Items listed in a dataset
::::::::::
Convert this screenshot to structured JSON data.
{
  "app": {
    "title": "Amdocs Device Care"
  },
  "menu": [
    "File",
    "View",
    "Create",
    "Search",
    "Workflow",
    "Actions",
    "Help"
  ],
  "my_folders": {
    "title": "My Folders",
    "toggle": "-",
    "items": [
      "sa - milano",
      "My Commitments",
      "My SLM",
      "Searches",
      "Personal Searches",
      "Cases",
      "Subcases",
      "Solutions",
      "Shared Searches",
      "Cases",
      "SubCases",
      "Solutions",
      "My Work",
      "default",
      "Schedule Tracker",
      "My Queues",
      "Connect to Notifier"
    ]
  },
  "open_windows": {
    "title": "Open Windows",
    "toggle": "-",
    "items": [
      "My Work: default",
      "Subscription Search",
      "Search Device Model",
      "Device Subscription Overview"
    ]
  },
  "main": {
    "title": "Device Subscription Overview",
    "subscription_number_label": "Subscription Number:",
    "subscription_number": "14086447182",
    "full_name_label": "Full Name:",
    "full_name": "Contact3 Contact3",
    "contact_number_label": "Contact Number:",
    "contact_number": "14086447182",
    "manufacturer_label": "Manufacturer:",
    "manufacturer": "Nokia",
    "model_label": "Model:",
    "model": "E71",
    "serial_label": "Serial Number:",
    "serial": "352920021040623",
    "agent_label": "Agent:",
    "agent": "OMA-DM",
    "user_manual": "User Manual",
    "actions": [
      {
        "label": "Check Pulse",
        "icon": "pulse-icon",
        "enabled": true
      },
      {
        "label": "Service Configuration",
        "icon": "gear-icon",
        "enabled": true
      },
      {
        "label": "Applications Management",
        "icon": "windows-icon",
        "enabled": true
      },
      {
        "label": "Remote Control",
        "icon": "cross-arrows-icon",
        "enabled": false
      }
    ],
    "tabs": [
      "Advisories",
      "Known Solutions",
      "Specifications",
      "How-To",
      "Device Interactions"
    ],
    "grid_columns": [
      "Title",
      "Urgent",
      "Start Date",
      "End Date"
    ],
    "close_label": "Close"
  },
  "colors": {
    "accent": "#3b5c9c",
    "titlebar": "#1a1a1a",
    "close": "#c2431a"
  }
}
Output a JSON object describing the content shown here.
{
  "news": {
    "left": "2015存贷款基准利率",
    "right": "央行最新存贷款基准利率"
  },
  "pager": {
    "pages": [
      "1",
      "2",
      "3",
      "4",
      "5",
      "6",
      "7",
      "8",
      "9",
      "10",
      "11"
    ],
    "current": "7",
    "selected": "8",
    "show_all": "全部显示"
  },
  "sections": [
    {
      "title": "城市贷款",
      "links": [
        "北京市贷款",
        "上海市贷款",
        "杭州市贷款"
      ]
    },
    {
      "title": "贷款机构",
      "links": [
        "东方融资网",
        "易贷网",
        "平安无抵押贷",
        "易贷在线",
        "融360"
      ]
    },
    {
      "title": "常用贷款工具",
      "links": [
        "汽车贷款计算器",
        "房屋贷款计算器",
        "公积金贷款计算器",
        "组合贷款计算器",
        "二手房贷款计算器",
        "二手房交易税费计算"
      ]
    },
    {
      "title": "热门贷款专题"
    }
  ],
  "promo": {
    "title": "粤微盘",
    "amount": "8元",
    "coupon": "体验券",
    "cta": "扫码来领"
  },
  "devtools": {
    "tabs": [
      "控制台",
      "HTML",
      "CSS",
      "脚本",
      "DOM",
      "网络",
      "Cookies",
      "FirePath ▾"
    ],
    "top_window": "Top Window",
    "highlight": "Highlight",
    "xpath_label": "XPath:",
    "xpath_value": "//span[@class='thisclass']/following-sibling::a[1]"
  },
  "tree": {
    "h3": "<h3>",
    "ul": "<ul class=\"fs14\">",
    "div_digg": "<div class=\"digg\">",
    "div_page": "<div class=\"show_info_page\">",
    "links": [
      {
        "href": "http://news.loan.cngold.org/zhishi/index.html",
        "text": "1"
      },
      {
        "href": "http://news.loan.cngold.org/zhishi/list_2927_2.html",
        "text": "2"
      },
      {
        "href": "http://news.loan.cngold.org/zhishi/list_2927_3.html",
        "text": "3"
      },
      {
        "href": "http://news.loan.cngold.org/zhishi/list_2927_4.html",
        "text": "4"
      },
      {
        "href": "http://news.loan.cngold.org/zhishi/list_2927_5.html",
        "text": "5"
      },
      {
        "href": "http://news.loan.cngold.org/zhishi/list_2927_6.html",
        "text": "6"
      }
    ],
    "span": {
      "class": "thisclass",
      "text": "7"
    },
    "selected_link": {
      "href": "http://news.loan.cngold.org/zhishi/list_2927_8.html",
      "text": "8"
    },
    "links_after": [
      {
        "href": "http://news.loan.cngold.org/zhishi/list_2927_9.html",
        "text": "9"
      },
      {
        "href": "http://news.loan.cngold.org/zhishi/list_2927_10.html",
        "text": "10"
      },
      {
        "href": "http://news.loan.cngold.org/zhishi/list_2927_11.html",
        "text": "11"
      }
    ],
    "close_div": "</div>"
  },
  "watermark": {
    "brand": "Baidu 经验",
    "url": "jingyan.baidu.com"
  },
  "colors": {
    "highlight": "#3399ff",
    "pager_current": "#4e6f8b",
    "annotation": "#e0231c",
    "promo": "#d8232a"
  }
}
::::::::::
§ **YOUR GOAL**
Please restate the whole listing word for word.

§ **TASK ANSWER**
Convert this screenshot to structured JSON data.
{
  "app": {
    "title": "Amdocs Device Care"
  },
  "menu": [
    "File",
    "View",
    "Create",
    "Search",
    "Workflow",
    "Actions",
    "Help"
  ],
  "my_folders": {
    "title": "My Folders",
    "toggle": "-",
    "items": [
      "sa - milano",
      "My Commitments",
      "My SLM",
      "Searches",
      "Personal Searches",
      "Cases",
      "Subcases",
      "Solutions",
      "Shared Searches",
      "Cases",
      "SubCases",
      "Solutions",
      "My Work",
      "default",
      "Schedule Tracker",
      "My Queues",
      "Connect to Notifier"
    ]
  },
  "open_windows": {
    "title": "Open Windows",
    "toggle": "-",
    "items": [
      "My Work: default",
      "Subscription Search",
      "Search Device Model",
      "Device Subscription Overview"
    ]
  },
  "main": {
    "title": "Device Subscription Overview",
    "subscription_number_label": "Subscription Number:",
    "subscription_number": "14086447182",
    "full_name_label": "Full Name:",
    "full_name": "Contact3 Contact3",
    "contact_number_label": "Contact Number:",
    "contact_number": "14086447182",
    "manufacturer_label": "Manufacturer:",
    "manufacturer": "Nokia",
    "model_label": "Model:",
    "model": "E71",
    "serial_label": "Serial Number:",
    "serial": "352920021040623",
    "agent_label": "Agent:",
    "agent": "OMA-DM",
    "user_manual": "User Manual",
    "actions": [
      {
        "label": "Check Pulse",
        "icon": "pulse-icon",
        "enabled": true
      },
      {
        "label": "Service Configuration",
        "icon": "gear-icon",
        "enabled": true
      },
      {
        "label": "Applications Management",
        "icon": "windows-icon",
        "enabled": true
      },
      {
        "label": "Remote Control",
        "icon": "cross-arrows-icon",
        "enabled": false
      }
    ],
    "tabs": [
      "Advisories",
      "Known Solutions",
      "Specifications",
      "How-To",
      "Device Interactions"
    ],
    "grid_columns": [
      "Title",
      "Urgent",
      "Start Date",
      "End Date"
    ],
    "close_label": "Close"
  },
  "colors": {
    "accent": "#3b5c9c",
    "titlebar": "#1a1a1a",
    "close": "#c2431a"
  }
}
Output a JSON object describing the content shown here.
{
  "news": {
    "left": "2015存贷款基准利率",
    "right": "央行最新存贷款基准利率"
  },
  "pager": {
    "pages": [
      "1",
      "2",
      "3",
      "4",
      "5",
      "6",
      "7",
      "8",
      "9",
      "10",
      "11"
    ],
    "current": "7",
    "selected": "8",
    "show_all": "全部显示"
  },
  "sections": [
    {
      "title": "城市贷款",
      "links": [
        "北京市贷款",
        "上海市贷款",
        "杭州市贷款"
      ]
    },
    {
      "title": "贷款机构",
      "links": [
        "东方融资网",
        "易贷网",
        "平安无抵押贷",
        "易贷在线",
        "融360"
      ]
    },
    {
      "title": "常用贷款工具",
      "links": [
        "汽车贷款计算器",
        "房屋贷款计算器",
        "公积金贷款计算器",
        "组合贷款计算器",
        "二手房贷款计算器",
        "二手房交易税费计算"
      ]
    },
    {
      "title": "热门贷款专题"
    }
  ],
  "promo": {
    "title": "粤微盘",
    "amount": "8元",
    "coupon": "体验券",
    "cta": "扫码来领"
  },
  "devtools": {
    "tabs": [
      "控制台",
      "HTML",
      "CSS",
      "脚本",
      "DOM",
      "网络",
      "Cookies",
      "FirePath ▾"
    ],
    "top_window": "Top Window",
    "highlight": "Highlight",
    "xpath_label": "XPath:",
    "xpath_value": "//span[@class='thisclass']/following-sibling::a[1]"
  },
  "tree": {
    "h3": "<h3>",
    "ul": "<ul class=\"fs14\">",
    "div_digg": "<div class=\"digg\">",
    "div_page": "<div class=\"show_info_page\">",
    "links": [
      {
        "href": "http://news.loan.cngold.org/zhishi/index.html",
        "text": "1"
      },
      {
        "href": "http://news.loan.cngold.org/zhishi/list_2927_2.html",
        "text": "2"
      },
      {
        "href": "http://news.loan.cngold.org/zhishi/list_2927_3.html",
        "text": "3"
      },
      {
        "href": "http://news.loan.cngold.org/zhishi/list_2927_4.html",
        "text": "4"
      },
      {
        "href": "http://news.loan.cngold.org/zhishi/list_2927_5.html",
        "text": "5"
      },
      {
        "href": "http://news.loan.cngold.org/zhishi/list_2927_6.html",
        "text": "6"
      }
    ],
    "span": {
      "class": "thisclass",
      "text": "7"
    },
    "selected_link": {
      "href": "http://news.loan.cngold.org/zhishi/list_2927_8.html",
      "text": "8"
    },
    "links_after": [
      {
        "href": "http://news.loan.cngold.org/zhishi/list_2927_9.html",
        "text": "9"
      },
      {
        "href": "http://news.loan.cngold.org/zhishi/list_2927_10.html",
        "text": "10"
      },
      {
        "href": "http://news.loan.cngold.org/zhishi/list_2927_11.html",
        "text": "11"
      }
    ],
    "close_div": "</div>"
  },
  "watermark": {
    "brand": "Baidu 经验",
    "url": "jingyan.baidu.com"
  },
  "colors": {
    "highlight": "#3399ff",
    "pager_current": "#4e6f8b",
    "annotation": "#e0231c",
    "promo": "#d8232a"
  }
}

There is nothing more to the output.